Check each line of the records below and collect those holding "Monat".

※

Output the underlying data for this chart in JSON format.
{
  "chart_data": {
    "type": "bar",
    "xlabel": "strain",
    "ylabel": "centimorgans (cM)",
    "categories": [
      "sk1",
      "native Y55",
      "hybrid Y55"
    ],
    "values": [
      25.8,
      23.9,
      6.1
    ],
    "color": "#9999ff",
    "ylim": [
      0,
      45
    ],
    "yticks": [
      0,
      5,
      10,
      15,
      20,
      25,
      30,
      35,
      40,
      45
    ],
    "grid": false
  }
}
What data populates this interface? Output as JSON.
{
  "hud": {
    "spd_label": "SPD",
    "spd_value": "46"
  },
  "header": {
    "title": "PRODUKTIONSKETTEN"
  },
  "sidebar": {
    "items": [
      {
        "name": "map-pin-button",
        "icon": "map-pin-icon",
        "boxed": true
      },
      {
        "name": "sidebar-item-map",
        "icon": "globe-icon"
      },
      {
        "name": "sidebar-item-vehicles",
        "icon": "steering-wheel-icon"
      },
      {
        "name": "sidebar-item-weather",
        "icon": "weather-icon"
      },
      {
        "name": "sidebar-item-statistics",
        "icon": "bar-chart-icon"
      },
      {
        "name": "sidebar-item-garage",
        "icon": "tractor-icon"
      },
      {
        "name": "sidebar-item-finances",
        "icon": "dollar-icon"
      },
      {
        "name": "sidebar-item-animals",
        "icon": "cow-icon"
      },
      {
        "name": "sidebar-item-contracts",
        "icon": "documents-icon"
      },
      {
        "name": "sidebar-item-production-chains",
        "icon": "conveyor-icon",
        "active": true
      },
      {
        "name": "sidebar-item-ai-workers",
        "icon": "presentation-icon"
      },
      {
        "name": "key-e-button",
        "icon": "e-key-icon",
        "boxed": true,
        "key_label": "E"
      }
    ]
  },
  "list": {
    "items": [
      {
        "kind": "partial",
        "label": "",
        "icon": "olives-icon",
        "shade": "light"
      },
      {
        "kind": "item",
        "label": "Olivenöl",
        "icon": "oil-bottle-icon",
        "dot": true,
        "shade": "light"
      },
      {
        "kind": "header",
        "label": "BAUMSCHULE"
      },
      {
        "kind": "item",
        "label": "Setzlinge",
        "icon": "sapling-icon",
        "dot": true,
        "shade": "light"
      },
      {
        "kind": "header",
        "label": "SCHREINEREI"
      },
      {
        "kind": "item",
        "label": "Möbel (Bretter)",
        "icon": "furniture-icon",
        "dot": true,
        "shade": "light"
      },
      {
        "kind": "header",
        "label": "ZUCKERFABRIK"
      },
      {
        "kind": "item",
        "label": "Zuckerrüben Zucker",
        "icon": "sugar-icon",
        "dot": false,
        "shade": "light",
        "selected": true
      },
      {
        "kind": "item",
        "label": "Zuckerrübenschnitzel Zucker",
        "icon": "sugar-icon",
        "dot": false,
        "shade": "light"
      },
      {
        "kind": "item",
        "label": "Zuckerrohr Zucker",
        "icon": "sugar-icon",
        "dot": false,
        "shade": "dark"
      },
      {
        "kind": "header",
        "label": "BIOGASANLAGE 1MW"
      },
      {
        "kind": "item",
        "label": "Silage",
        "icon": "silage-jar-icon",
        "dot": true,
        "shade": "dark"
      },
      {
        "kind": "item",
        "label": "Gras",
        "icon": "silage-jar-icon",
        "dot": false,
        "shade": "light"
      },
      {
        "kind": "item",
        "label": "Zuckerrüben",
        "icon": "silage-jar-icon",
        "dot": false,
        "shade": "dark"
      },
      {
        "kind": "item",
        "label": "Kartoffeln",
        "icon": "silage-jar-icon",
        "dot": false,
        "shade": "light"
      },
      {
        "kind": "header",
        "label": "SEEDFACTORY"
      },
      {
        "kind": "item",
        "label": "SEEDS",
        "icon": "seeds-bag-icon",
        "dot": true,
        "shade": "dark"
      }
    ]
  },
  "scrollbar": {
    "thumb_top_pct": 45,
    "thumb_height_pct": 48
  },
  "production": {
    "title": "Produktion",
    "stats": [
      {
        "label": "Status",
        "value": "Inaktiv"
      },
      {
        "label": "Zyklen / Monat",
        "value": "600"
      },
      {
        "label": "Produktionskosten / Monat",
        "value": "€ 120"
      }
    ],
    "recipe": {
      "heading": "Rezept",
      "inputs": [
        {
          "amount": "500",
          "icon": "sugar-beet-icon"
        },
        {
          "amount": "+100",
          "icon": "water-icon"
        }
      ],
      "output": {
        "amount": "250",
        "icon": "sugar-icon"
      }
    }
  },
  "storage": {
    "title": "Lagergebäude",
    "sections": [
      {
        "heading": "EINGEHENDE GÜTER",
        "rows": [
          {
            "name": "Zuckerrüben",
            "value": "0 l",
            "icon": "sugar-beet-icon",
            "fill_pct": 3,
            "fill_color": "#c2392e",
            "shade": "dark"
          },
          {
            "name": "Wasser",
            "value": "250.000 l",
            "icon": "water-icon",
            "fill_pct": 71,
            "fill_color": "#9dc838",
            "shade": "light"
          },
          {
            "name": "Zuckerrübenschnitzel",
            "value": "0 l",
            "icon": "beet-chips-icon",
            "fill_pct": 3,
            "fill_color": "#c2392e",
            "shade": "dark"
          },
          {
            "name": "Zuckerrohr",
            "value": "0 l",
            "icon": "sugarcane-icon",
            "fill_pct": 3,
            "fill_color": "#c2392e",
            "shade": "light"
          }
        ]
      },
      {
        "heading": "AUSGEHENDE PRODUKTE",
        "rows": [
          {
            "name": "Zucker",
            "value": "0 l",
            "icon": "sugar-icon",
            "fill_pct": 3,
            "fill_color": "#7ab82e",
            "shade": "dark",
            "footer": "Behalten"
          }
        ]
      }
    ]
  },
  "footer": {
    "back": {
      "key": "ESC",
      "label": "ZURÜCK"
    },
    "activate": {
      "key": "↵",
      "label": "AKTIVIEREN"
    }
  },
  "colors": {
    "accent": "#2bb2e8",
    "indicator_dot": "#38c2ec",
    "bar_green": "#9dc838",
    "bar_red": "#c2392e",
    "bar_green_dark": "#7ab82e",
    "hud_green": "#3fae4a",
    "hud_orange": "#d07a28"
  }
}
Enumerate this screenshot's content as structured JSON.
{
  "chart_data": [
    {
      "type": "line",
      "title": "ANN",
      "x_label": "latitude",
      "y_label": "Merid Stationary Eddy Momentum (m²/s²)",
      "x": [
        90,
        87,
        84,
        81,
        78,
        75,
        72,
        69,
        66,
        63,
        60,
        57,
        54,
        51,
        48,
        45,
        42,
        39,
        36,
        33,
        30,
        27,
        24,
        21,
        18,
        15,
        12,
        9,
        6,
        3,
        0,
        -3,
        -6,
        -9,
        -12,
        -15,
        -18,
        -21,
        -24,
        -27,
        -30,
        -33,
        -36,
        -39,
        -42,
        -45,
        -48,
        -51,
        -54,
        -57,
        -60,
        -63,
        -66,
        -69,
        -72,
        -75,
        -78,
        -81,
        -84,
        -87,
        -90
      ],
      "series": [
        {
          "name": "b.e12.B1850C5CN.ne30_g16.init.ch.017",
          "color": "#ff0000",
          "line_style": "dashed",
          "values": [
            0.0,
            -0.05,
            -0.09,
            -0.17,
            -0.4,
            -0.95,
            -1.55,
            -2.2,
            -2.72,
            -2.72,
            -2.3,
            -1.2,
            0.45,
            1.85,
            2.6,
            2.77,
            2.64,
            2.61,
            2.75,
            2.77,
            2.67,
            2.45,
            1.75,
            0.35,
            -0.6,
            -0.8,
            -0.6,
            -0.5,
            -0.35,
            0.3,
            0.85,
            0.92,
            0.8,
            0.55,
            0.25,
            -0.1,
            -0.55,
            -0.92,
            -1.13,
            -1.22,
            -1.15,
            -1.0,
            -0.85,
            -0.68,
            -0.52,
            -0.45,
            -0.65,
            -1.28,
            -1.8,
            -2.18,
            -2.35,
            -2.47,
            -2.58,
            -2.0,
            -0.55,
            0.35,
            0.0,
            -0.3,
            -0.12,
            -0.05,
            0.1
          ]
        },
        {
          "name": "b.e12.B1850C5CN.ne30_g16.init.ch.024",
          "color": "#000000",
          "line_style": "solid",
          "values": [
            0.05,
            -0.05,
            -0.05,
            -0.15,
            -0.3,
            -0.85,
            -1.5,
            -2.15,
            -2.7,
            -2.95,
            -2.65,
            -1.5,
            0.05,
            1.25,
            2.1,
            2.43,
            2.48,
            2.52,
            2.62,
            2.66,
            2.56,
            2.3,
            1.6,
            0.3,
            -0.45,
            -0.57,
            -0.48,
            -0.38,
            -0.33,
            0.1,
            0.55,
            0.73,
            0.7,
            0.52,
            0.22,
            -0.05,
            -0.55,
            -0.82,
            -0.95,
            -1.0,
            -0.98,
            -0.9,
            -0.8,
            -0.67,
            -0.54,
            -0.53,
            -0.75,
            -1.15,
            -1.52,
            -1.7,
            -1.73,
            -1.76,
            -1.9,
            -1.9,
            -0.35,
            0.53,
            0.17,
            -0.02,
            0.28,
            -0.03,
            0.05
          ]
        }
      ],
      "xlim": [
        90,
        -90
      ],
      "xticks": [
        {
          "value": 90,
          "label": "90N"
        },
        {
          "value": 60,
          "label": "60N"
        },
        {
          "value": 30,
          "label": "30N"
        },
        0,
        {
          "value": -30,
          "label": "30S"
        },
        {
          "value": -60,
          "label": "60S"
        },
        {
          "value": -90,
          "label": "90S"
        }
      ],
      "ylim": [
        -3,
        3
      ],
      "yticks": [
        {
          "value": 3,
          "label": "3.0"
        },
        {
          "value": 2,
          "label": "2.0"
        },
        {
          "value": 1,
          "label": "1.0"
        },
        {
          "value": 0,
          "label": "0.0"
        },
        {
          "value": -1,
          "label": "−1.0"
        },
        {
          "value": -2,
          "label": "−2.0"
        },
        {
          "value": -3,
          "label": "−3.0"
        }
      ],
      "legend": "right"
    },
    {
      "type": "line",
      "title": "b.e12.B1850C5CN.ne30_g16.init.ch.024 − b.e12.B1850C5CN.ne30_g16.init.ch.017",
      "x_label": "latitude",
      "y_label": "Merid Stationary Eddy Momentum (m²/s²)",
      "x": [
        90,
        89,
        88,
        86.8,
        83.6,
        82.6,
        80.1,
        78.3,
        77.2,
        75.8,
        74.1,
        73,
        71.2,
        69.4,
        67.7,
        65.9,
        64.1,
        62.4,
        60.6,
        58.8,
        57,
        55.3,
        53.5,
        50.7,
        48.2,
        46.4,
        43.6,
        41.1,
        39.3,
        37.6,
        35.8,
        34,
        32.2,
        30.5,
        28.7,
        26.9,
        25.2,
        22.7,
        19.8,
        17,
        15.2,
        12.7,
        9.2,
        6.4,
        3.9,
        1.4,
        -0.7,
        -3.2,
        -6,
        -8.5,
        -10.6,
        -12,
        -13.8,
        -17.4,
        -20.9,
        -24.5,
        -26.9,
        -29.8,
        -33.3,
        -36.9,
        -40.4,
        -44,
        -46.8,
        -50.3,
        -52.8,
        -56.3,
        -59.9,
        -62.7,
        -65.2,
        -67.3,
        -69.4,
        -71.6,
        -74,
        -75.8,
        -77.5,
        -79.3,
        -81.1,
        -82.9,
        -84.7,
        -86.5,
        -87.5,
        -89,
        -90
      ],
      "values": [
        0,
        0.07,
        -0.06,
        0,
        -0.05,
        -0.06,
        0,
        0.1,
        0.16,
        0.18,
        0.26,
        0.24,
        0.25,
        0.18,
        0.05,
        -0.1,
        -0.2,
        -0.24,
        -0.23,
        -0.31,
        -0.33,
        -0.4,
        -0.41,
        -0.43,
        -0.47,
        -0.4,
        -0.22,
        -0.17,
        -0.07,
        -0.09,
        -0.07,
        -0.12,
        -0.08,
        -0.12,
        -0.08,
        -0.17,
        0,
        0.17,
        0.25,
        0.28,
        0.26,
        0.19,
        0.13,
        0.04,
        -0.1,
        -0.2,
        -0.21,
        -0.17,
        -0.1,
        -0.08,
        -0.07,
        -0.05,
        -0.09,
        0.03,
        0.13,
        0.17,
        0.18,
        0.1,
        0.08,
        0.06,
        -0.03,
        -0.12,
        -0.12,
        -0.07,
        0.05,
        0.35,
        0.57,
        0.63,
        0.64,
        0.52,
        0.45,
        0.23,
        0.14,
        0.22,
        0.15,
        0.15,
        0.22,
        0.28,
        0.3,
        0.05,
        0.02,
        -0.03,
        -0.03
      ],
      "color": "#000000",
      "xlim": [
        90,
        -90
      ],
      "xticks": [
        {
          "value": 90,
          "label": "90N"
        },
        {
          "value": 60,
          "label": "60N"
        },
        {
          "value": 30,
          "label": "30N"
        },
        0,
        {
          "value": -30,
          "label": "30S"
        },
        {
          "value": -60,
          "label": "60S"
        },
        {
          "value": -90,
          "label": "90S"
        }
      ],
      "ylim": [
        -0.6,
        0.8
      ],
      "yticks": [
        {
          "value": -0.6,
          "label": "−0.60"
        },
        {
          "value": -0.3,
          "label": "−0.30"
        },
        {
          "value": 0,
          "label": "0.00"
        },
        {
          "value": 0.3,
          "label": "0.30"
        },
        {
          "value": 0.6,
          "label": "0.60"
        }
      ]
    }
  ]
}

※

* [FINAL RESULT]:
        "label": "Zyklen / Monat",
        "label": "Produktionskosten / Monat",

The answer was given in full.